* AIM *
In the passage on cozy mysteries and cozy fantasy, which award did Jo Walton's Lifelode win?

* SELECTED PASSAGE *
--- Start ---

As the book covers illustrate, cozy mysteries seem to be developing their own distinctive cover style. In fact, my local B&N actually separates the cozy mysteries from other mystery fiction in order to make it easier for readers to find them. In this they are becoming more like the romance genre. In fact I think it can argued that cozy mysteries exist at the intersection of mysteries and romance novels with some cozy mysteries actually being more focused on the romance with the actual mystery secondary to the plot.

Sarah Avery

I wonder whether Jo Walton’s Lifelode might be a cozy fantasy. I haven’t read it, but it’s rising to the top of my To Be Read pile. Although it won the Mythopoeic Fantasy Award, it was hard to sell the the usual fantasy readers because it’s on a much more intimate scale than most secondary world fantasy, and entirely devoid of global cataclysm. The central character runs the household of the lord and lady of a manor, so the domestic details of her work figure prominently. She and her husband are involved in a stable, low-drama, de-facto four-person marriage with said lord and lady, which I suppose would be salacious except for the low-drama part. It’s an odd book. But the word cozy, entirely apart from its association with murder mysteries, is a word that fits what I’ve heard and read about it.

--- End ---

* DATA SUPPLIED *
--- Start ---

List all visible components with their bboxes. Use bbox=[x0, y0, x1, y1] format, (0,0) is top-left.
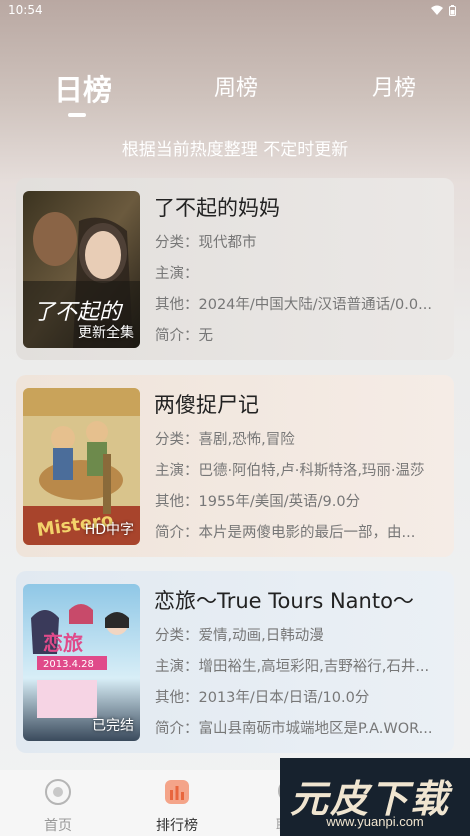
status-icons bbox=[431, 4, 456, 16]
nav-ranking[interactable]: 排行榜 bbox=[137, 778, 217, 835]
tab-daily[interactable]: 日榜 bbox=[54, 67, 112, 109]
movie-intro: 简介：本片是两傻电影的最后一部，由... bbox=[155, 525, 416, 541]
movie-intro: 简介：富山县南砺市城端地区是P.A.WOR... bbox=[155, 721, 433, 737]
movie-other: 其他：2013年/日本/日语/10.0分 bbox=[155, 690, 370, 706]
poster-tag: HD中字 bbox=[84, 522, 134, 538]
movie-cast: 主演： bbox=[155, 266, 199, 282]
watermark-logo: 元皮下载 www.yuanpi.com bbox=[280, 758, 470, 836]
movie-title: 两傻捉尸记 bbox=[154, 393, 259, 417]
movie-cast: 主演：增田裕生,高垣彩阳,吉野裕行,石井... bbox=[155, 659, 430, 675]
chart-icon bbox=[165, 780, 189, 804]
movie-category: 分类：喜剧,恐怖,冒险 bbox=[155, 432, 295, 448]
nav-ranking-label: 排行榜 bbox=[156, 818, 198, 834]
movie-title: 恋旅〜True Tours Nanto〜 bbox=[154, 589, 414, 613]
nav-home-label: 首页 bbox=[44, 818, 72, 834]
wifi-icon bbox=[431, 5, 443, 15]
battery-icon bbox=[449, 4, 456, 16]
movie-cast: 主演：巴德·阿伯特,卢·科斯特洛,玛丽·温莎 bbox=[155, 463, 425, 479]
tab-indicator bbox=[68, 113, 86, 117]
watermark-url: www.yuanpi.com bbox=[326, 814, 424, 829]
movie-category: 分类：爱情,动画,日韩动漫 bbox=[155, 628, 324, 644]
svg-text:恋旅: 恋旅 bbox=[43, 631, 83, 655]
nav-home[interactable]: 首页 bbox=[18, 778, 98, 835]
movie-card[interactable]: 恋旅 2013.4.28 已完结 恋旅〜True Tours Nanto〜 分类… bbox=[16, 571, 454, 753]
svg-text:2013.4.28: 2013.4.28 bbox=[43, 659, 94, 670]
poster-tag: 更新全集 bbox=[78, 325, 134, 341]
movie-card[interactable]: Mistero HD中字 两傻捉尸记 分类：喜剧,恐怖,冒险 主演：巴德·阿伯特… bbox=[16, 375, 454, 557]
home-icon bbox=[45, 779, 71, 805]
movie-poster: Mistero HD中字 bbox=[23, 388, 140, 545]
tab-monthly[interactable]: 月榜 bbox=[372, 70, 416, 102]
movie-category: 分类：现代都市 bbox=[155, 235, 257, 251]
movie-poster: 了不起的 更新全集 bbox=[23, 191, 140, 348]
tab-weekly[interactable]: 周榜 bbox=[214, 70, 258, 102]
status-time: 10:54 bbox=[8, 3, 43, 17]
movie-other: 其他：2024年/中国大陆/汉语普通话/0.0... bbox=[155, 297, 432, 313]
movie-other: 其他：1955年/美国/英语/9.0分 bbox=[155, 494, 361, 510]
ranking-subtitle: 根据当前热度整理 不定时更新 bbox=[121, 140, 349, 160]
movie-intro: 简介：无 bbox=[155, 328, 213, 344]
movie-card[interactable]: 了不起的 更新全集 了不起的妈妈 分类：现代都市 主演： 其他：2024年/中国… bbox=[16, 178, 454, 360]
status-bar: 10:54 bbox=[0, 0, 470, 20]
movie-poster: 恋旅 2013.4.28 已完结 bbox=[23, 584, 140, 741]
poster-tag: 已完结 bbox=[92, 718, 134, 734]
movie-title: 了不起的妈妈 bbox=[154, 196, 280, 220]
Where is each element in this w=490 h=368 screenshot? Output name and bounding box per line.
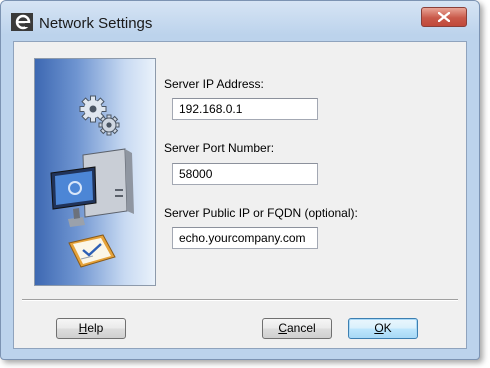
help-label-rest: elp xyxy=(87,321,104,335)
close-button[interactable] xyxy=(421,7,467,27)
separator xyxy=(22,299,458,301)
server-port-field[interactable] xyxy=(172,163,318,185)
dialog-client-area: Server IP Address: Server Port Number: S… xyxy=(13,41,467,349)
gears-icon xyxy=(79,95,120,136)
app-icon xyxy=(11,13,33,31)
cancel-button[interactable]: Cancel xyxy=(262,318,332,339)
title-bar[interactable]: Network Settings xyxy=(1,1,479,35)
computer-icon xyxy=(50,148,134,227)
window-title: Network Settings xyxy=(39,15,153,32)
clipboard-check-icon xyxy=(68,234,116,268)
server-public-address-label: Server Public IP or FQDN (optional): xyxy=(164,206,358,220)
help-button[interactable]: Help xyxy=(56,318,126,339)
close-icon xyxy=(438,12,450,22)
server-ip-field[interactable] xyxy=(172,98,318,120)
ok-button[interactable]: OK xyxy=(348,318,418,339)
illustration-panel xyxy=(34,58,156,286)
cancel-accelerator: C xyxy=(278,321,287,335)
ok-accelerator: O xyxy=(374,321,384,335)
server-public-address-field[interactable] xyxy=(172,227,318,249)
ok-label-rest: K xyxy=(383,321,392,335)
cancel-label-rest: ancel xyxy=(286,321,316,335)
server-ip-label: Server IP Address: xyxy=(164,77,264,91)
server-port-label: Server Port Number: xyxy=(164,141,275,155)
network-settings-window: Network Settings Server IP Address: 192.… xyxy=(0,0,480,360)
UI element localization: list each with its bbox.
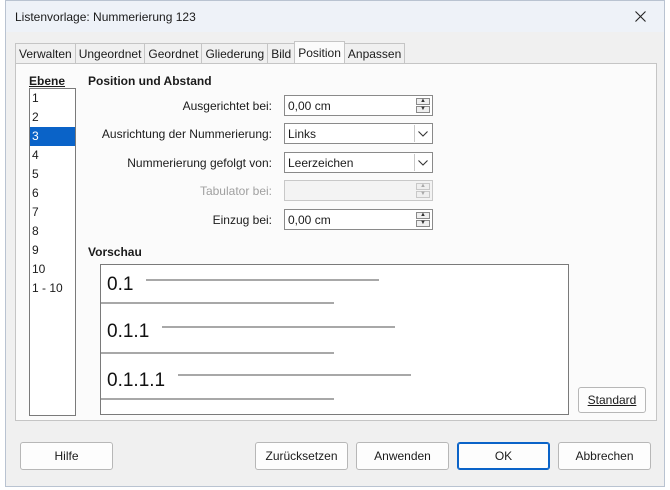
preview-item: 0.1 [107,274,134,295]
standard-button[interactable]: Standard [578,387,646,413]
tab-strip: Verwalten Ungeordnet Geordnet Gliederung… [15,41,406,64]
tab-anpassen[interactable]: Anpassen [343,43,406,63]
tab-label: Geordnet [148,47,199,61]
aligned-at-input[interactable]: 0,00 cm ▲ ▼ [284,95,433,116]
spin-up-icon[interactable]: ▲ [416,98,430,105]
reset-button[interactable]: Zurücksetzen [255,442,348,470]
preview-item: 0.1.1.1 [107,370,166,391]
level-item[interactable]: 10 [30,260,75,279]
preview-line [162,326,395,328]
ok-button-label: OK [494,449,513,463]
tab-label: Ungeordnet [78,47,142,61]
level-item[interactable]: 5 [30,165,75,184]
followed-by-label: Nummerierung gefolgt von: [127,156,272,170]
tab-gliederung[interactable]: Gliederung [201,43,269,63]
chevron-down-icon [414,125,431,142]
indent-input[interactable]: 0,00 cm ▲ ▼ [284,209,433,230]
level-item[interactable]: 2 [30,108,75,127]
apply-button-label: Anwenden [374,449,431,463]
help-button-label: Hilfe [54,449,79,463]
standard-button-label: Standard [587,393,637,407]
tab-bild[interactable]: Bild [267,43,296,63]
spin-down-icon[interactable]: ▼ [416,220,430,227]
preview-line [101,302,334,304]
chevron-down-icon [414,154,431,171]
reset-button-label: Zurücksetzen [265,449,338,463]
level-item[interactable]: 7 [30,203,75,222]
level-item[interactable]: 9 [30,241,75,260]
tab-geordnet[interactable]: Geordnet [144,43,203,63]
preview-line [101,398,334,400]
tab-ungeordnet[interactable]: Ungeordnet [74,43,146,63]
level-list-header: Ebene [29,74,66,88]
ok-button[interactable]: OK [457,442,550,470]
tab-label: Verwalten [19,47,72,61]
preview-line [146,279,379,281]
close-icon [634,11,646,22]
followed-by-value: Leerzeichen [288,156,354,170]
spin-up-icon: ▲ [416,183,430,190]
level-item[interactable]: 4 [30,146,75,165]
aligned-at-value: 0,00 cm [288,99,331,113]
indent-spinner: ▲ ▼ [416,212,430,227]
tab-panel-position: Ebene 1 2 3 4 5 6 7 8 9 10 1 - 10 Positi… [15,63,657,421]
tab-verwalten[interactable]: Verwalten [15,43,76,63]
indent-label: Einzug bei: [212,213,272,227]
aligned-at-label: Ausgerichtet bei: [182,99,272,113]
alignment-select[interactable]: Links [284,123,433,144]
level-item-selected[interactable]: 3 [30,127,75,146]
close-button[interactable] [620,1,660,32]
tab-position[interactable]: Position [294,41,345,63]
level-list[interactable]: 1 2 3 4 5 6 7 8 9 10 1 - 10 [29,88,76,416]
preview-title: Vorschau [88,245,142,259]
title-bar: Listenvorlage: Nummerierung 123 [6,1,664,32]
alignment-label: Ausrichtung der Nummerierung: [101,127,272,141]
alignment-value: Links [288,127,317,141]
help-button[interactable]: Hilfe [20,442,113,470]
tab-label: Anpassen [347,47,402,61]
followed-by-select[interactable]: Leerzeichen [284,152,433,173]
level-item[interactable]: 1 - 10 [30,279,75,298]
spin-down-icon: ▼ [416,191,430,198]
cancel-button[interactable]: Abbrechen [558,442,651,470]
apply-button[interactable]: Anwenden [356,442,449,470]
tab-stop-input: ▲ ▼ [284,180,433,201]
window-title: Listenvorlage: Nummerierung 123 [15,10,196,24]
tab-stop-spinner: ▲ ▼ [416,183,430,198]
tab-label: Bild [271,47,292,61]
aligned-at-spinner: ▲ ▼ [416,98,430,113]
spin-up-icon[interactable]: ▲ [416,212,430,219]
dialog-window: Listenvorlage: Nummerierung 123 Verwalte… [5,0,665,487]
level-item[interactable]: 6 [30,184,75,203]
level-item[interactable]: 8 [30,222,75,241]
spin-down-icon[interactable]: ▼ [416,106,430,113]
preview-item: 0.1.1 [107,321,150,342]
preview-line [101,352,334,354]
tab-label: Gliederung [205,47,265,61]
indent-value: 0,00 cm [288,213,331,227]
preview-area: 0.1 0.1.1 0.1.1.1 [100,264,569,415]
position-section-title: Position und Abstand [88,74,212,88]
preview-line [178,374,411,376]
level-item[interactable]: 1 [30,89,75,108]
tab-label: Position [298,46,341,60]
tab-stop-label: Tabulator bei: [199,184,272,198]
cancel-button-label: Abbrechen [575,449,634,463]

--- End ---

* EXERCISE RESPONSE *
The Mythopoeic Fantasy Award.